- _Task requirements_
The records below should be written out again, exactly.

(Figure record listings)
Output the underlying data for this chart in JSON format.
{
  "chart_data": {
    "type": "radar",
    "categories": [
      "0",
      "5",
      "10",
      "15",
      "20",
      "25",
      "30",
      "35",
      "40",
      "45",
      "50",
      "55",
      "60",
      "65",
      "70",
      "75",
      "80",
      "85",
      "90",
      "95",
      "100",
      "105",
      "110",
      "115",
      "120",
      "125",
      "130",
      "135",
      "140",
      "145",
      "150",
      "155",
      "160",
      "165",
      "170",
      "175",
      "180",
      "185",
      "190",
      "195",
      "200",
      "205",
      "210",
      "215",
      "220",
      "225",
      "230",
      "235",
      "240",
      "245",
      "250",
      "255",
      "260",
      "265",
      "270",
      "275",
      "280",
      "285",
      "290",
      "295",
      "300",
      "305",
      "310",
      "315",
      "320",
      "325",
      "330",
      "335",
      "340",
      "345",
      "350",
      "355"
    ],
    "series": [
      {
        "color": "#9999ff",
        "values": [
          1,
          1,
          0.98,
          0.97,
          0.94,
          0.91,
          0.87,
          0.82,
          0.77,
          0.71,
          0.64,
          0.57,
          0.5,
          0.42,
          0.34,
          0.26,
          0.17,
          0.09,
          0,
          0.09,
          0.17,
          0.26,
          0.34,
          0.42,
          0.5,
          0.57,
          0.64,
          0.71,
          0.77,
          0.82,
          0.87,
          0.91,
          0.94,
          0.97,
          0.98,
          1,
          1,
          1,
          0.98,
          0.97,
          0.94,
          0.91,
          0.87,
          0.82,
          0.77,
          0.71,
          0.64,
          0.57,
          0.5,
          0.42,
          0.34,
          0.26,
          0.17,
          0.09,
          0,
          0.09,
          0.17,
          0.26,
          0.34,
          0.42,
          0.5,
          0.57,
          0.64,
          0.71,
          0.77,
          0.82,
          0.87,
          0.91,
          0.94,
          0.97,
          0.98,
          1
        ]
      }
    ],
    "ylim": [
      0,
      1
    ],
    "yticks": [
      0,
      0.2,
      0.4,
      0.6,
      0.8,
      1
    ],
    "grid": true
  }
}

- _Answer to this task_
Output the underlying data for this chart in JSON format.
{
  "chart_data": {
    "type": "radar",
    "categories": [
      "0",
      "5",
      "10",
      "15",
      "20",
      "25",
      "30",
      "35",
      "40",
      "45",
      "50",
      "55",
      "60",
      "65",
      "70",
      "75",
      "80",
      "85",
      "90",
      "95",
      "100",
      "105",
      "110",
      "115",
      "120",
      "125",
      "130",
      "135",
      "140",
      "145",
      "150",
      "155",
      "160",
      "165",
      "170",
      "175",
      "180",
      "185",
      "190",
      "195",
      "200",
      "205",
      "210",
      "215",
      "220",
      "225",
      "230",
      "235",
      "240",
      "245",
      "250",
      "255",
      "260",
      "265",
      "270",
      "275",
      "280",
      "285",
      "290",
      "295",
      "300",
      "305",
      "310",
      "315",
      "320",
      "325",
      "330",
      "335",
      "340",
      "345",
      "350",
      "355"
    ],
    "series": [
      {
        "color": "#9999ff",
        "values": [
          1,
          1,
          0.98,
          0.97,
          0.94,
          0.91,
          0.87,
          0.82,
          0.77,
          0.71,
          0.64,
          0.57,
          0.5,
          0.42,
          0.34,
          0.26,
          0.17,
          0.09,
          0,
          0.09,
          0.17,
          0.26,
          0.34,
          0.42,
          0.5,
          0.57,
          0.64,
          0.71,
          0.77,
          0.82,
          0.87,
          0.91,
          0.94,
          0.97,
          0.98,
          1,
          1,
          1,
          0.98,
          0.97,
          0.94,
          0.91,
          0.87,
          0.82,
          0.77,
          0.71,
          0.64,
          0.57,
          0.5,
          0.42,
          0.34,
          0.26,
          0.17,
          0.09,
          0,
          0.09,
          0.17,
          0.26,
          0.34,
          0.42,
          0.5,
          0.57,
          0.64,
          0.71,
          0.77,
          0.82,
          0.87,
          0.91,
          0.94,
          0.97,
          0.98,
          1
        ]
      }
    ],
    "ylim": [
      0,
      1
    ],
    "yticks": [
      0,
      0.2,
      0.4,
      0.6,
      0.8,
      1
    ],
    "grid": true
  }
}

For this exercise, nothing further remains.